> [Task statement]: Transcribe each line exactly.

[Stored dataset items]
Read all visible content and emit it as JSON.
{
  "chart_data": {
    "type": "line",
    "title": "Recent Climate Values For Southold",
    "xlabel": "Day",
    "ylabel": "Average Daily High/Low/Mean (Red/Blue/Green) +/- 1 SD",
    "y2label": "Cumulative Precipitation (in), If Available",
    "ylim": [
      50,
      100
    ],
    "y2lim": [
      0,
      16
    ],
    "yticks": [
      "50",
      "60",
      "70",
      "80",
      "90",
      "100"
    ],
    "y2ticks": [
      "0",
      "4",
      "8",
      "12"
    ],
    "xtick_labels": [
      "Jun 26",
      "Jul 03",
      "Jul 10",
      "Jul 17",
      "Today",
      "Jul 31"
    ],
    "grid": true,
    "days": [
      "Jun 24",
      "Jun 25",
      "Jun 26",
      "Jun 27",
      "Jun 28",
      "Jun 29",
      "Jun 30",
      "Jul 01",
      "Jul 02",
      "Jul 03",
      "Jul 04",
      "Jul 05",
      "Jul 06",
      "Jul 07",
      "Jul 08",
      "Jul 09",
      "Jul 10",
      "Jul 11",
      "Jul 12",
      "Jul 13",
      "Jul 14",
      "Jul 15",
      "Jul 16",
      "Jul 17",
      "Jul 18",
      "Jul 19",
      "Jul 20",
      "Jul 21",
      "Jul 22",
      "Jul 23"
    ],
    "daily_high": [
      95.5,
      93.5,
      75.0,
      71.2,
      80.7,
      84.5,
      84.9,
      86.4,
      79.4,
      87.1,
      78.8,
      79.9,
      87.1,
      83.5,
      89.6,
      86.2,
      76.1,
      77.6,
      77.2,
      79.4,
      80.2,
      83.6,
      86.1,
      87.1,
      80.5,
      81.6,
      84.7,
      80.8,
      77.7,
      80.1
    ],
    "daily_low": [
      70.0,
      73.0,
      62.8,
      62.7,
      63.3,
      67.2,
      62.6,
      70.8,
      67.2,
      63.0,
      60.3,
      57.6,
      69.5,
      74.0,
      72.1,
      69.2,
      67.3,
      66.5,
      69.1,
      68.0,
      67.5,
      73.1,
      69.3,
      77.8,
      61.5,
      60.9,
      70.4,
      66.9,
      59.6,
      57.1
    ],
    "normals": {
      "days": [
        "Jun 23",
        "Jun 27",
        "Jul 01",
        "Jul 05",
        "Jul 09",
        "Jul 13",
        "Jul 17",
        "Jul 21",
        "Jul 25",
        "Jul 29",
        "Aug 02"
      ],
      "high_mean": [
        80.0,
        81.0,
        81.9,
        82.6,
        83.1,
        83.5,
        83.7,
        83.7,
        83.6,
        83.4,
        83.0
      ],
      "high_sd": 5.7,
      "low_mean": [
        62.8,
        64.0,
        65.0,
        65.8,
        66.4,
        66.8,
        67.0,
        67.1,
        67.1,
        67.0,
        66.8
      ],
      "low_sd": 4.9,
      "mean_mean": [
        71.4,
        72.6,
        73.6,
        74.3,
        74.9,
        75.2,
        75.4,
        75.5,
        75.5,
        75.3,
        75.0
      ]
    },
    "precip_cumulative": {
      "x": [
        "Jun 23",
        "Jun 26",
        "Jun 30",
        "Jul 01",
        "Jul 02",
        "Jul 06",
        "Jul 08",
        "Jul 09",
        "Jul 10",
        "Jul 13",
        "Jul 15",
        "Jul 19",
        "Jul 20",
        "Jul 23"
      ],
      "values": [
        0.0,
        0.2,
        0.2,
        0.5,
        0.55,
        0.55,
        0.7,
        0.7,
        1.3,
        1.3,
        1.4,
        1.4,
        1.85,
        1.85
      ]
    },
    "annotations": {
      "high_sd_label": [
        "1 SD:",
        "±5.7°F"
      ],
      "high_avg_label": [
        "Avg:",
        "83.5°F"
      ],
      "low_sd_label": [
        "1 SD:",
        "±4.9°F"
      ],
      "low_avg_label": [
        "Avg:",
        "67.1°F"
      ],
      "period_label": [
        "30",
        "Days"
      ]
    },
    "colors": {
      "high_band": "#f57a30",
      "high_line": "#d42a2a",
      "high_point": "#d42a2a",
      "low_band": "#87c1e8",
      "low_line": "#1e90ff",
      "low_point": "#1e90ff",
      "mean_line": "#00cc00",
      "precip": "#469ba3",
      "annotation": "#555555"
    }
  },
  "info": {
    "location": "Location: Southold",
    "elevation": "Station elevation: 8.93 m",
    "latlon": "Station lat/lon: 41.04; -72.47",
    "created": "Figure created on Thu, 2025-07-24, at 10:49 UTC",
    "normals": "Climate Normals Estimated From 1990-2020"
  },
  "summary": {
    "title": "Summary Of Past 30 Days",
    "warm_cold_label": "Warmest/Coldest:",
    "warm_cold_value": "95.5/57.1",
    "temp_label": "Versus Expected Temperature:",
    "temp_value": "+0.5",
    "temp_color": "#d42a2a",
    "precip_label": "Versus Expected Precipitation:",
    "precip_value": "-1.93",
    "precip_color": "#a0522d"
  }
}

> [Result of the exercise]:
Read all visible content and emit it as JSON.
{
  "chart_data": {
    "type": "line",
    "title": "Recent Climate Values For Southold",
    "xlabel": "Day",
    "ylabel": "Average Daily High/Low/Mean (Red/Blue/Green) +/- 1 SD",
    "y2label": "Cumulative Precipitation (in), If Available",
    "ylim": [
      50,
      100
    ],
    "y2lim": [
      0,
      16
    ],
    "yticks": [
      "50",
      "60",
      "70",
      "80",
      "90",
      "100"
    ],
    "y2ticks": [
      "0",
      "4",
      "8",
      "12"
    ],
    "xtick_labels": [
      "Jun 26",
      "Jul 03",
      "Jul 10",
      "Jul 17",
      "Today",
      "Jul 31"
    ],
    "grid": true,
    "days": [
      "Jun 24",
      "Jun 25",
      "Jun 26",
      "Jun 27",
      "Jun 28",
      "Jun 29",
      "Jun 30",
      "Jul 01",
      "Jul 02",
      "Jul 03",
      "Jul 04",
      "Jul 05",
      "Jul 06",
      "Jul 07",
      "Jul 08",
      "Jul 09",
      "Jul 10",
      "Jul 11",
      "Jul 12",
      "Jul 13",
      "Jul 14",
      "Jul 15",
      "Jul 16",
      "Jul 17",
      "Jul 18",
      "Jul 19",
      "Jul 20",
      "Jul 21",
      "Jul 22",
      "Jul 23"
    ],
    "daily_high": [
      95.5,
      93.5,
      75.0,
      71.2,
      80.7,
      84.5,
      84.9,
      86.4,
      79.4,
      87.1,
      78.8,
      79.9,
      87.1,
      83.5,
      89.6,
      86.2,
      76.1,
      77.6,
      77.2,
      79.4,
      80.2,
      83.6,
      86.1,
      87.1,
      80.5,
      81.6,
      84.7,
      80.8,
      77.7,
      80.1
    ],
    "daily_low": [
      70.0,
      73.0,
      62.8,
      62.7,
      63.3,
      67.2,
      62.6,
      70.8,
      67.2,
      63.0,
      60.3,
      57.6,
      69.5,
      74.0,
      72.1,
      69.2,
      67.3,
      66.5,
      69.1,
      68.0,
      67.5,
      73.1,
      69.3,
      77.8,
      61.5,
      60.9,
      70.4,
      66.9,
      59.6,
      57.1
    ],
    "normals": {
      "days": [
        "Jun 23",
        "Jun 27",
        "Jul 01",
        "Jul 05",
        "Jul 09",
        "Jul 13",
        "Jul 17",
        "Jul 21",
        "Jul 25",
        "Jul 29",
        "Aug 02"
      ],
      "high_mean": [
        80.0,
        81.0,
        81.9,
        82.6,
        83.1,
        83.5,
        83.7,
        83.7,
        83.6,
        83.4,
        83.0
      ],
      "high_sd": 5.7,
      "low_mean": [
        62.8,
        64.0,
        65.0,
        65.8,
        66.4,
        66.8,
        67.0,
        67.1,
        67.1,
        67.0,
        66.8
      ],
      "low_sd": 4.9,
      "mean_mean": [
        71.4,
        72.6,
        73.6,
        74.3,
        74.9,
        75.2,
        75.4,
        75.5,
        75.5,
        75.3,
        75.0
      ]
    },
    "precip_cumulative": {
      "x": [
        "Jun 23",
        "Jun 26",
        "Jun 30",
        "Jul 01",
        "Jul 02",
        "Jul 06",
        "Jul 08",
        "Jul 09",
        "Jul 10",
        "Jul 13",
        "Jul 15",
        "Jul 19",
        "Jul 20",
        "Jul 23"
      ],
      "values": [
        0.0,
        0.2,
        0.2,
        0.5,
        0.55,
        0.55,
        0.7,
        0.7,
        1.3,
        1.3,
        1.4,
        1.4,
        1.85,
        1.85
      ]
    },
    "annotations": {
      "high_sd_label": [
        "1 SD:",
        "±5.7°F"
      ],
      "high_avg_label": [
        "Avg:",
        "83.5°F"
      ],
      "low_sd_label": [
        "1 SD:",
        "±4.9°F"
      ],
      "low_avg_label": [
        "Avg:",
        "67.1°F"
      ],
      "period_label": [
        "30",
        "Days"
      ]
    },
    "colors": {
      "high_band": "#f57a30",
      "high_line": "#d42a2a",
      "high_point": "#d42a2a",
      "low_band": "#87c1e8",
      "low_line": "#1e90ff",
      "low_point": "#1e90ff",
      "mean_line": "#00cc00",
      "precip": "#469ba3",
      "annotation": "#555555"
    }
  },
  "info": {
    "location": "Location: Southold",
    "elevation": "Station elevation: 8.93 m",
    "latlon": "Station lat/lon: 41.04; -72.47",
    "created": "Figure created on Thu, 2025-07-24, at 10:49 UTC",
    "normals": "Climate Normals Estimated From 1990-2020"
  },
  "summary": {
    "title": "Summary Of Past 30 Days",
    "warm_cold_label": "Warmest/Coldest:",
    "warm_cold_value": "95.5/57.1",
    "temp_label": "Versus Expected Temperature:",
    "temp_value": "+0.5",
    "temp_color": "#d42a2a",
    "precip_label": "Versus Expected Precipitation:",
    "precip_value": "-1.93",
    "precip_color": "#a0522d"
  }
}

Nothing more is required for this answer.